┌──

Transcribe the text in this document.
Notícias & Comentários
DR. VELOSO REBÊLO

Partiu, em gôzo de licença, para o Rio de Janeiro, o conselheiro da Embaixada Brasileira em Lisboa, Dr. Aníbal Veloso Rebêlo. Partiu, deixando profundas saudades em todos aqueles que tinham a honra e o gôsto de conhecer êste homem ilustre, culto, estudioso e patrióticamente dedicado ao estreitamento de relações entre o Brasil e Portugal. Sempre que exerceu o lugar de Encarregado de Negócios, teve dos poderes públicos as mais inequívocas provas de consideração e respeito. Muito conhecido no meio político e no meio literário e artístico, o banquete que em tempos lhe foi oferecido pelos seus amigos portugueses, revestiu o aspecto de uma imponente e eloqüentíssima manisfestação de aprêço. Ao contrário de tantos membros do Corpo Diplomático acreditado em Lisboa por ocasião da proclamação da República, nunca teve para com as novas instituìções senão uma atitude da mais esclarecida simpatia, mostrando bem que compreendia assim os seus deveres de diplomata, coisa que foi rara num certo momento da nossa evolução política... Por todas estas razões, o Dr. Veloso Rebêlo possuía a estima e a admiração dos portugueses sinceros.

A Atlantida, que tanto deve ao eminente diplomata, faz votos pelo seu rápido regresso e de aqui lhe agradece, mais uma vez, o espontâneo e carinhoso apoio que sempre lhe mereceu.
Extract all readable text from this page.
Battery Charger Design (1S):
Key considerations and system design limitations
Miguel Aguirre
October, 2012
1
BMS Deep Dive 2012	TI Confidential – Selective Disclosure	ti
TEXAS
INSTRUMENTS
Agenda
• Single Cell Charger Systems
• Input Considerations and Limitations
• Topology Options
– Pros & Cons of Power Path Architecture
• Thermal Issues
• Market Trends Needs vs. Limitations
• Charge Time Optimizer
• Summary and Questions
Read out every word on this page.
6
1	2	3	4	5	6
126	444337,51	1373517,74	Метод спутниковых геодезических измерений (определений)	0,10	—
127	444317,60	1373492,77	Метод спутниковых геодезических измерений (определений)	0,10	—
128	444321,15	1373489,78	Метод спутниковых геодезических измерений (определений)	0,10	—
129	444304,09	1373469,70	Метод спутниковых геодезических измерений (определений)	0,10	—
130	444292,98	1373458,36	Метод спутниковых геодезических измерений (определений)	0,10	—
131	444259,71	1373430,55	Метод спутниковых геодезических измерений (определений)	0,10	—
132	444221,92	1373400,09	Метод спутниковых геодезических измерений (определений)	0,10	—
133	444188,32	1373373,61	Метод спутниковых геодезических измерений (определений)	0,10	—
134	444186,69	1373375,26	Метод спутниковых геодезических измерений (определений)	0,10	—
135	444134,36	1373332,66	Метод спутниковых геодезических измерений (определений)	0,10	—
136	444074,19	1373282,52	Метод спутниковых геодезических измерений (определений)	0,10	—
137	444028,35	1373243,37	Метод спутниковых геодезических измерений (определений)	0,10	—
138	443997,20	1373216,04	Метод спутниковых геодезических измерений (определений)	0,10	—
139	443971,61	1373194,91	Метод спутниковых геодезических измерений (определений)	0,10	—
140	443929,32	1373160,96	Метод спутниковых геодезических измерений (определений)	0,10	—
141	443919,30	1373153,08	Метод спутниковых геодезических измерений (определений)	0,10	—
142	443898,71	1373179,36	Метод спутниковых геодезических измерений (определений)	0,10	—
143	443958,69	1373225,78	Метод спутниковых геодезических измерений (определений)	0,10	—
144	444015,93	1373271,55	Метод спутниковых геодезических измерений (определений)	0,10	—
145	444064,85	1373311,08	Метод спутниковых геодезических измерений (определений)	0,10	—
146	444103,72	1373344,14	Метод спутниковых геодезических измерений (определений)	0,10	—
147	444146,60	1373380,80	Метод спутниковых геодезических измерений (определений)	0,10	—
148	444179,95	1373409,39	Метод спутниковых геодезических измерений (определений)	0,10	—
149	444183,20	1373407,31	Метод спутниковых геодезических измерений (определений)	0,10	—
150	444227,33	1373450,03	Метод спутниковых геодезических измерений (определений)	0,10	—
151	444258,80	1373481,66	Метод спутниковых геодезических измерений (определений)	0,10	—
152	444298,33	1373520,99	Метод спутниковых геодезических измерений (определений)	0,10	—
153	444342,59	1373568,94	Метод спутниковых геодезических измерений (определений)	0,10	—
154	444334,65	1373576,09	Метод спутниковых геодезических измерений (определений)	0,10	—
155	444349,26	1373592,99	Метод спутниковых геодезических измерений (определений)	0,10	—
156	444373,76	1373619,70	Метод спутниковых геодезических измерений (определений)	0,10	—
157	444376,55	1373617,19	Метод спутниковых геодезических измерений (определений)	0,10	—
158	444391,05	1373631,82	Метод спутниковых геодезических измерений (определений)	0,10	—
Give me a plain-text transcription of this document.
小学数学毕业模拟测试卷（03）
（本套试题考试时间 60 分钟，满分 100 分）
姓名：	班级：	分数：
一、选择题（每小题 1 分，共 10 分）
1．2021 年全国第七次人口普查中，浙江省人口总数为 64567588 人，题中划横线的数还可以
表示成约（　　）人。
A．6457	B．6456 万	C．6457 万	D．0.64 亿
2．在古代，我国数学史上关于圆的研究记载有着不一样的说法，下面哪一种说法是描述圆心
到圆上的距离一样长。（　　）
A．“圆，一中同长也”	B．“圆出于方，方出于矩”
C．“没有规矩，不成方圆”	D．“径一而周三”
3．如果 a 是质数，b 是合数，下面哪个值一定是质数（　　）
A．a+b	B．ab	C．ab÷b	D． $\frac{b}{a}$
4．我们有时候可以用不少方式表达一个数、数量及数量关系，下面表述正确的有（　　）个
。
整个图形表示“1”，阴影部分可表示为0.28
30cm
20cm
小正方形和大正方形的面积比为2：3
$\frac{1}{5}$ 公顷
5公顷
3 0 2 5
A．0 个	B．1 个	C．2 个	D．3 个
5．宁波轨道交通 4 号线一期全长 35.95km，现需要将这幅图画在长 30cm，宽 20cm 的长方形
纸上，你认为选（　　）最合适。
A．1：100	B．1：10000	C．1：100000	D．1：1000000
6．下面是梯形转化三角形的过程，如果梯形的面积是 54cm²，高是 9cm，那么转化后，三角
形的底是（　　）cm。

└──

> **Task instructions**: Write the material out again in its entirety, exactly as shown.

> **Answer below**:
Transcribe the text in this document.
Notícias & Comentários
DR. VELOSO REBÊLO

Partiu, em gôzo de licença, para o Rio de Janeiro, o conselheiro da Embaixada Brasileira em Lisboa, Dr. Aníbal Veloso Rebêlo. Partiu, deixando profundas saudades em todos aqueles que tinham a honra e o gôsto de conhecer êste homem ilustre, culto, estudioso e patrióticamente dedicado ao estreitamento de relações entre o Brasil e Portugal. Sempre que exerceu o lugar de Encarregado de Negócios, teve dos poderes públicos as mais inequívocas provas de consideração e respeito. Muito conhecido no meio político e no meio literário e artístico, o banquete que em tempos lhe foi oferecido pelos seus amigos portugueses, revestiu o aspecto de uma imponente e eloqüentíssima manisfestação de aprêço. Ao contrário de tantos membros do Corpo Diplomático acreditado em Lisboa por ocasião da proclamação da República, nunca teve para com as novas instituìções senão uma atitude da mais esclarecida simpatia, mostrando bem que compreendia assim os seus deveres de diplomata, coisa que foi rara num certo momento da nossa evolução política... Por todas estas razões, o Dr. Veloso Rebêlo possuía a estima e a admiração dos portugueses sinceros.

A Atlantida, que tanto deve ao eminente diplomata, faz votos pelo seu rápido regresso e de aqui lhe agradece, mais uma vez, o espontâneo e carinhoso apoio que sempre lhe mereceu.
Extract all readable text from this page.
Battery Charger Design (1S):
Key considerations and system design limitations
Miguel Aguirre
October, 2012
1
BMS Deep Dive 2012	TI Confidential – Selective Disclosure	ti
TEXAS
INSTRUMENTS
Agenda
• Single Cell Charger Systems
• Input Considerations and Limitations
• Topology Options
– Pros & Cons of Power Path Architecture
• Thermal Issues
• Market Trends Needs vs. Limitations
• Charge Time Optimizer
• Summary and Questions
Read out every word on this page.
6
1	2	3	4	5	6
126	444337,51	1373517,74	Метод спутниковых геодезических измерений (определений)	0,10	—
127	444317,60	1373492,77	Метод спутниковых геодезических измерений (определений)	0,10	—
128	444321,15	1373489,78	Метод спутниковых геодезических измерений (определений)	0,10	—
129	444304,09	1373469,70	Метод спутниковых геодезических измерений (определений)	0,10	—
130	444292,98	1373458,36	Метод спутниковых геодезических измерений (определений)	0,10	—
131	444259,71	1373430,55	Метод спутниковых геодезических измерений (определений)	0,10	—
132	444221,92	1373400,09	Метод спутниковых геодезических измерений (определений)	0,10	—
133	444188,32	1373373,61	Метод спутниковых геодезических измерений (определений)	0,10	—
134	444186,69	1373375,26	Метод спутниковых геодезических измерений (определений)	0,10	—
135	444134,36	1373332,66	Метод спутниковых геодезических измерений (определений)	0,10	—
136	444074,19	1373282,52	Метод спутниковых геодезических измерений (определений)	0,10	—
137	444028,35	1373243,37	Метод спутниковых геодезических измерений (определений)	0,10	—
138	443997,20	1373216,04	Метод спутниковых геодезических измерений (определений)	0,10	—
139	443971,61	1373194,91	Метод спутниковых геодезических измерений (определений)	0,10	—
140	443929,32	1373160,96	Метод спутниковых геодезических измерений (определений)	0,10	—
141	443919,30	1373153,08	Метод спутниковых геодезических измерений (определений)	0,10	—
142	443898,71	1373179,36	Метод спутниковых геодезических измерений (определений)	0,10	—
143	443958,69	1373225,78	Метод спутниковых геодезических измерений (определений)	0,10	—
144	444015,93	1373271,55	Метод спутниковых геодезических измерений (определений)	0,10	—
145	444064,85	1373311,08	Метод спутниковых геодезических измерений (определений)	0,10	—
146	444103,72	1373344,14	Метод спутниковых геодезических измерений (определений)	0,10	—
147	444146,60	1373380,80	Метод спутниковых геодезических измерений (определений)	0,10	—
148	444179,95	1373409,39	Метод спутниковых геодезических измерений (определений)	0,10	—
149	444183,20	1373407,31	Метод спутниковых геодезических измерений (определений)	0,10	—
150	444227,33	1373450,03	Метод спутниковых геодезических измерений (определений)	0,10	—
151	444258,80	1373481,66	Метод спутниковых геодезических измерений (определений)	0,10	—
152	444298,33	1373520,99	Метод спутниковых геодезических измерений (определений)	0,10	—
153	444342,59	1373568,94	Метод спутниковых геодезических измерений (определений)	0,10	—
154	444334,65	1373576,09	Метод спутниковых геодезических измерений (определений)	0,10	—
155	444349,26	1373592,99	Метод спутниковых геодезических измерений (определений)	0,10	—
156	444373,76	1373619,70	Метод спутниковых геодезических измерений (определений)	0,10	—
157	444376,55	1373617,19	Метод спутниковых геодезических измерений (определений)	0,10	—
158	444391,05	1373631,82	Метод спутниковых геодезических измерений (определений)	0,10	—
Give me a plain-text transcription of this document.
小学数学毕业模拟测试卷（03）
（本套试题考试时间 60 分钟，满分 100 分）
姓名：	班级：	分数：
一、选择题（每小题 1 分，共 10 分）
1．2021 年全国第七次人口普查中，浙江省人口总数为 64567588 人，题中划横线的数还可以
表示成约（　　）人。
A．6457	B．6456 万	C．6457 万	D．0.64 亿
2．在古代，我国数学史上关于圆的研究记载有着不一样的说法，下面哪一种说法是描述圆心
到圆上的距离一样长。（　　）
A．“圆，一中同长也”	B．“圆出于方，方出于矩”
C．“没有规矩，不成方圆”	D．“径一而周三”
3．如果 a 是质数，b 是合数，下面哪个值一定是质数（　　）
A．a+b	B．ab	C．ab÷b	D． $\frac{b}{a}$
4．我们有时候可以用不少方式表达一个数、数量及数量关系，下面表述正确的有（　　）个
。
整个图形表示“1”，阴影部分可表示为0.28
30cm
20cm
小正方形和大正方形的面积比为2：3
$\frac{1}{5}$ 公顷
5公顷
3 0 2 5
A．0 个	B．1 个	C．2 个	D．3 个
5．宁波轨道交通 4 号线一期全长 35.95km，现需要将这幅图画在长 30cm，宽 20cm 的长方形
纸上，你认为选（　　）最合适。
A．1：100	B．1：10000	C．1：100000	D．1：1000000
6．下面是梯形转化三角形的过程，如果梯形的面积是 54cm²，高是 9cm，那么转化后，三角
形的底是（　　）cm。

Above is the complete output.